SHORT PROBLEM
All of the records below should be output exactly.

DATA SUPPLIED
▽
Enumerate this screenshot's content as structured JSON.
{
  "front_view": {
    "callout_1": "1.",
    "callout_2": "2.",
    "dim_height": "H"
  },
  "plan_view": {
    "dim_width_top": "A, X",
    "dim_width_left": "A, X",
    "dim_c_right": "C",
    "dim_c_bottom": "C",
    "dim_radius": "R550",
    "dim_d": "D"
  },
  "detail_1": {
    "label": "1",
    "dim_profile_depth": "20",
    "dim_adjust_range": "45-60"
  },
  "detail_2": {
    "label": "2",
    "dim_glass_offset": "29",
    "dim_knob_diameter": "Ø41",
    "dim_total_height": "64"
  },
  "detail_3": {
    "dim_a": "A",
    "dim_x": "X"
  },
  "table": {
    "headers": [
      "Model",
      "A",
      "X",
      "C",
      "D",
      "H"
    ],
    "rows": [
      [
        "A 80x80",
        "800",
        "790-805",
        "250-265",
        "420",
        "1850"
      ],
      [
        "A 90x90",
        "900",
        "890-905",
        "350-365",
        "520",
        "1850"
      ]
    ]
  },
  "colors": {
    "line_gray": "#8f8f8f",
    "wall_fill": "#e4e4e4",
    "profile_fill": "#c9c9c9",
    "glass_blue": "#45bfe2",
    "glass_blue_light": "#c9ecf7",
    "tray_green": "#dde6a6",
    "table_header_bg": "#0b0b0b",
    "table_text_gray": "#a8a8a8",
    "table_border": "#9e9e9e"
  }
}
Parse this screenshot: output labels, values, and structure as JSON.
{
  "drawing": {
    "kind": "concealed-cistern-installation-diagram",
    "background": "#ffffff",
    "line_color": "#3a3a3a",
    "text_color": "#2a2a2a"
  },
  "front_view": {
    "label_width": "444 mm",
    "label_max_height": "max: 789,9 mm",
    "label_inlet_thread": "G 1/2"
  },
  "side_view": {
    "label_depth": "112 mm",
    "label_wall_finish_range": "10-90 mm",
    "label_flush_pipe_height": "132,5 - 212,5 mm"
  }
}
△
SOLUTION FOR THIS EXERCISE
Enumerate this screenshot's content as structured JSON.
{
  "front_view": {
    "callout_1": "1.",
    "callout_2": "2.",
    "dim_height": "H"
  },
  "plan_view": {
    "dim_width_top": "A, X",
    "dim_width_left": "A, X",
    "dim_c_right": "C",
    "dim_c_bottom": "C",
    "dim_radius": "R550",
    "dim_d": "D"
  },
  "detail_1": {
    "label": "1",
    "dim_profile_depth": "20",
    "dim_adjust_range": "45-60"
  },
  "detail_2": {
    "label": "2",
    "dim_glass_offset": "29",
    "dim_knob_diameter": "Ø41",
    "dim_total_height": "64"
  },
  "detail_3": {
    "dim_a": "A",
    "dim_x": "X"
  },
  "table": {
    "headers": [
      "Model",
      "A",
      "X",
      "C",
      "D",
      "H"
    ],
    "rows": [
      [
        "A 80x80",
        "800",
        "790-805",
        "250-265",
        "420",
        "1850"
      ],
      [
        "A 90x90",
        "900",
        "890-905",
        "350-365",
        "520",
        "1850"
      ]
    ]
  },
  "colors": {
    "line_gray": "#8f8f8f",
    "wall_fill": "#e4e4e4",
    "profile_fill": "#c9c9c9",
    "glass_blue": "#45bfe2",
    "glass_blue_light": "#c9ecf7",
    "tray_green": "#dde6a6",
    "table_header_bg": "#0b0b0b",
    "table_text_gray": "#a8a8a8",
    "table_border": "#9e9e9e"
  }
}
Parse this screenshot: output labels, values, and structure as JSON.
{
  "drawing": {
    "kind": "concealed-cistern-installation-diagram",
    "background": "#ffffff",
    "line_color": "#3a3a3a",
    "text_color": "#2a2a2a"
  },
  "front_view": {
    "label_width": "444 mm",
    "label_max_height": "max: 789,9 mm",
    "label_inlet_thread": "G 1/2"
  },
  "side_view": {
    "label_depth": "112 mm",
    "label_wall_finish_range": "10-90 mm",
    "label_flush_pipe_height": "132,5 - 212,5 mm"
  }
}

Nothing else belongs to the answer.